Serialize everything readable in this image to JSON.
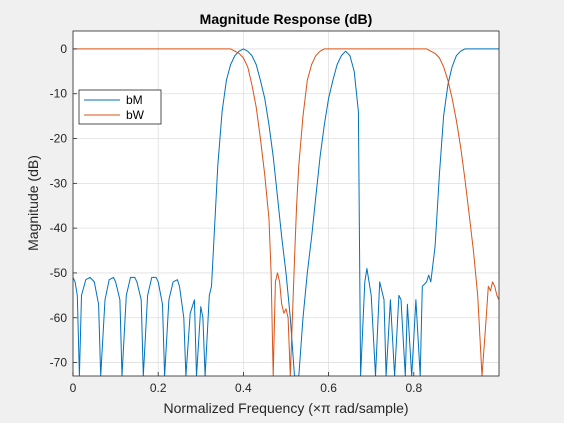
{
  "chart_data": {
    "type": "line",
    "title": "Magnitude Response (dB)",
    "xlabel": "Normalized Frequency  (×π rad/sample)",
    "ylabel": "Magnitude (dB)",
    "xlim": [
      0,
      1
    ],
    "ylim": [
      -73,
      4
    ],
    "xticks": [
      0,
      0.2,
      0.4,
      0.6,
      0.8
    ],
    "xtick_labels": [
      "0",
      "0.2",
      "0.4",
      "0.6",
      "0.8"
    ],
    "yticks": [
      0,
      -10,
      -20,
      -30,
      -40,
      -50,
      -60,
      -70
    ],
    "ytick_labels": [
      "0",
      "-10",
      "-20",
      "-30",
      "-40",
      "-50",
      "-60",
      "-70"
    ],
    "grid": true,
    "legend_position": "upper-left",
    "series": [
      {
        "name": "bM",
        "color": "#0072bd",
        "x": [
          0,
          0.005,
          0.01,
          0.015,
          0.02,
          0.03,
          0.04,
          0.05,
          0.06,
          0.065,
          0.075,
          0.085,
          0.095,
          0.1,
          0.11,
          0.115,
          0.125,
          0.135,
          0.145,
          0.15,
          0.16,
          0.165,
          0.175,
          0.185,
          0.195,
          0.2,
          0.21,
          0.215,
          0.225,
          0.235,
          0.245,
          0.25,
          0.26,
          0.265,
          0.275,
          0.285,
          0.29,
          0.3,
          0.305,
          0.31,
          0.32,
          0.325,
          0.33,
          0.34,
          0.35,
          0.36,
          0.37,
          0.38,
          0.39,
          0.4,
          0.41,
          0.42,
          0.43,
          0.44,
          0.45,
          0.46,
          0.47,
          0.48,
          0.49,
          0.5,
          0.51,
          0.52,
          0.53,
          0.54,
          0.55,
          0.56,
          0.57,
          0.58,
          0.59,
          0.6,
          0.61,
          0.62,
          0.63,
          0.64,
          0.65,
          0.66,
          0.67,
          0.675,
          0.685,
          0.69,
          0.7,
          0.71,
          0.72,
          0.73,
          0.735,
          0.745,
          0.755,
          0.765,
          0.77,
          0.78,
          0.785,
          0.795,
          0.805,
          0.815,
          0.82,
          0.83,
          0.835,
          0.84,
          0.85,
          0.86,
          0.87,
          0.88,
          0.89,
          0.9,
          0.91,
          0.92,
          0.93,
          0.94,
          0.95,
          0.96,
          0.97,
          0.98,
          0.99,
          1.0
        ],
        "y": [
          -51,
          -52,
          -55,
          -73,
          -55,
          -51.5,
          -51,
          -52,
          -57,
          -73,
          -56,
          -51.5,
          -51,
          -52,
          -56,
          -73,
          -55,
          -51,
          -51,
          -52,
          -56,
          -73,
          -55,
          -51,
          -51,
          -52,
          -57,
          -73,
          -56,
          -52,
          -51.5,
          -53,
          -60,
          -73,
          -59,
          -56,
          -73,
          -57.5,
          -60,
          -73,
          -55,
          -53,
          -44,
          -26,
          -14,
          -7,
          -3.5,
          -1.5,
          -0.5,
          0,
          -0.5,
          -1.5,
          -3.5,
          -7,
          -11,
          -17,
          -24,
          -33,
          -42,
          -50,
          -60,
          -73,
          -73,
          -60,
          -50,
          -42,
          -33,
          -24,
          -17,
          -11,
          -7,
          -3.5,
          -1.5,
          -0.5,
          -1.5,
          -5,
          -14,
          -73,
          -52,
          -49,
          -55,
          -73,
          -52,
          -56,
          -73,
          -56,
          -73,
          -55,
          -56,
          -73,
          -57,
          -73,
          -56,
          -73,
          -53,
          -52,
          -50.5,
          -52,
          -44,
          -28,
          -15,
          -8,
          -4,
          -1.5,
          -0.5,
          0,
          0,
          0,
          0,
          0,
          0,
          0,
          0,
          0
        ]
      },
      {
        "name": "bW",
        "color": "#d95319",
        "x": [
          0,
          0.05,
          0.1,
          0.15,
          0.2,
          0.25,
          0.3,
          0.33,
          0.35,
          0.37,
          0.38,
          0.39,
          0.4,
          0.41,
          0.42,
          0.43,
          0.44,
          0.45,
          0.46,
          0.465,
          0.47,
          0.475,
          0.48,
          0.485,
          0.49,
          0.495,
          0.5,
          0.505,
          0.51,
          0.515,
          0.52,
          0.525,
          0.53,
          0.54,
          0.55,
          0.56,
          0.57,
          0.58,
          0.59,
          0.6,
          0.61,
          0.62,
          0.63,
          0.64,
          0.65,
          0.7,
          0.75,
          0.8,
          0.82,
          0.83,
          0.84,
          0.85,
          0.86,
          0.87,
          0.88,
          0.89,
          0.9,
          0.91,
          0.92,
          0.93,
          0.94,
          0.95,
          0.96,
          0.97,
          0.975,
          0.98,
          0.985,
          0.99,
          0.995,
          1.0
        ],
        "y": [
          0,
          0,
          0,
          0,
          0,
          0,
          0,
          0,
          0,
          0,
          -0.5,
          -1,
          -2,
          -4,
          -8,
          -13,
          -20,
          -28,
          -38,
          -50,
          -73,
          -52,
          -50,
          -52,
          -57,
          -59,
          -58,
          -60,
          -73,
          -60,
          -47,
          -35,
          -26,
          -15,
          -7,
          -3.5,
          -1.5,
          -0.5,
          0,
          0,
          0,
          0,
          0,
          0,
          0,
          0,
          0,
          0,
          0,
          0,
          -0.5,
          -1,
          -2,
          -4,
          -7,
          -11,
          -16,
          -22,
          -29,
          -37,
          -45,
          -55,
          -73,
          -60,
          -53,
          -54,
          -52,
          -53,
          -55,
          -56
        ]
      }
    ]
  }
}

-=-=-=-=-

Problem details: Transcribe the listing in full and omit the pictures.

Solution for this exercise:
Serialize everything readable in this image to JSON.
{
  "chart_data": {
    "type": "line",
    "title": "Magnitude Response (dB)",
    "xlabel": "Normalized Frequency  (×π rad/sample)",
    "ylabel": "Magnitude (dB)",
    "xlim": [
      0,
      1
    ],
    "ylim": [
      -73,
      4
    ],
    "xticks": [
      0,
      0.2,
      0.4,
      0.6,
      0.8
    ],
    "xtick_labels": [
      "0",
      "0.2",
      "0.4",
      "0.6",
      "0.8"
    ],
    "yticks": [
      0,
      -10,
      -20,
      -30,
      -40,
      -50,
      -60,
      -70
    ],
    "ytick_labels": [
      "0",
      "-10",
      "-20",
      "-30",
      "-40",
      "-50",
      "-60",
      "-70"
    ],
    "grid": true,
    "legend_position": "upper-left",
    "series": [
      {
        "name": "bM",
        "color": "#0072bd",
        "x": [
          0,
          0.005,
          0.01,
          0.015,
          0.02,
          0.03,
          0.04,
          0.05,
          0.06,
          0.065,
          0.075,
          0.085,
          0.095,
          0.1,
          0.11,
          0.115,
          0.125,
          0.135,
          0.145,
          0.15,
          0.16,
          0.165,
          0.175,
          0.185,
          0.195,
          0.2,
          0.21,
          0.215,
          0.225,
          0.235,
          0.245,
          0.25,
          0.26,
          0.265,
          0.275,
          0.285,
          0.29,
          0.3,
          0.305,
          0.31,
          0.32,
          0.325,
          0.33,
          0.34,
          0.35,
          0.36,
          0.37,
          0.38,
          0.39,
          0.4,
          0.41,
          0.42,
          0.43,
          0.44,
          0.45,
          0.46,
          0.47,
          0.48,
          0.49,
          0.5,
          0.51,
          0.52,
          0.53,
          0.54,
          0.55,
          0.56,
          0.57,
          0.58,
          0.59,
          0.6,
          0.61,
          0.62,
          0.63,
          0.64,
          0.65,
          0.66,
          0.67,
          0.675,
          0.685,
          0.69,
          0.7,
          0.71,
          0.72,
          0.73,
          0.735,
          0.745,
          0.755,
          0.765,
          0.77,
          0.78,
          0.785,
          0.795,
          0.805,
          0.815,
          0.82,
          0.83,
          0.835,
          0.84,
          0.85,
          0.86,
          0.87,
          0.88,
          0.89,
          0.9,
          0.91,
          0.92,
          0.93,
          0.94,
          0.95,
          0.96,
          0.97,
          0.98,
          0.99,
          1.0
        ],
        "y": [
          -51,
          -52,
          -55,
          -73,
          -55,
          -51.5,
          -51,
          -52,
          -57,
          -73,
          -56,
          -51.5,
          -51,
          -52,
          -56,
          -73,
          -55,
          -51,
          -51,
          -52,
          -56,
          -73,
          -55,
          -51,
          -51,
          -52,
          -57,
          -73,
          -56,
          -52,
          -51.5,
          -53,
          -60,
          -73,
          -59,
          -56,
          -73,
          -57.5,
          -60,
          -73,
          -55,
          -53,
          -44,
          -26,
          -14,
          -7,
          -3.5,
          -1.5,
          -0.5,
          0,
          -0.5,
          -1.5,
          -3.5,
          -7,
          -11,
          -17,
          -24,
          -33,
          -42,
          -50,
          -60,
          -73,
          -73,
          -60,
          -50,
          -42,
          -33,
          -24,
          -17,
          -11,
          -7,
          -3.5,
          -1.5,
          -0.5,
          -1.5,
          -5,
          -14,
          -73,
          -52,
          -49,
          -55,
          -73,
          -52,
          -56,
          -73,
          -56,
          -73,
          -55,
          -56,
          -73,
          -57,
          -73,
          -56,
          -73,
          -53,
          -52,
          -50.5,
          -52,
          -44,
          -28,
          -15,
          -8,
          -4,
          -1.5,
          -0.5,
          0,
          0,
          0,
          0,
          0,
          0,
          0,
          0,
          0
        ]
      },
      {
        "name": "bW",
        "color": "#d95319",
        "x": [
          0,
          0.05,
          0.1,
          0.15,
          0.2,
          0.25,
          0.3,
          0.33,
          0.35,
          0.37,
          0.38,
          0.39,
          0.4,
          0.41,
          0.42,
          0.43,
          0.44,
          0.45,
          0.46,
          0.465,
          0.47,
          0.475,
          0.48,
          0.485,
          0.49,
          0.495,
          0.5,
          0.505,
          0.51,
          0.515,
          0.52,
          0.525,
          0.53,
          0.54,
          0.55,
          0.56,
          0.57,
          0.58,
          0.59,
          0.6,
          0.61,
          0.62,
          0.63,
          0.64,
          0.65,
          0.7,
          0.75,
          0.8,
          0.82,
          0.83,
          0.84,
          0.85,
          0.86,
          0.87,
          0.88,
          0.89,
          0.9,
          0.91,
          0.92,
          0.93,
          0.94,
          0.95,
          0.96,
          0.97,
          0.975,
          0.98,
          0.985,
          0.99,
          0.995,
          1.0
        ],
        "y": [
          0,
          0,
          0,
          0,
          0,
          0,
          0,
          0,
          0,
          0,
          -0.5,
          -1,
          -2,
          -4,
          -8,
          -13,
          -20,
          -28,
          -38,
          -50,
          -73,
          -52,
          -50,
          -52,
          -57,
          -59,
          -58,
          -60,
          -73,
          -60,
          -47,
          -35,
          -26,
          -15,
          -7,
          -3.5,
          -1.5,
          -0.5,
          0,
          0,
          0,
          0,
          0,
          0,
          0,
          0,
          0,
          0,
          0,
          0,
          -0.5,
          -1,
          -2,
          -4,
          -7,
          -11,
          -16,
          -22,
          -29,
          -37,
          -45,
          -55,
          -73,
          -60,
          -53,
          -54,
          -52,
          -53,
          -55,
          -56
        ]
      }
    ]
  }
}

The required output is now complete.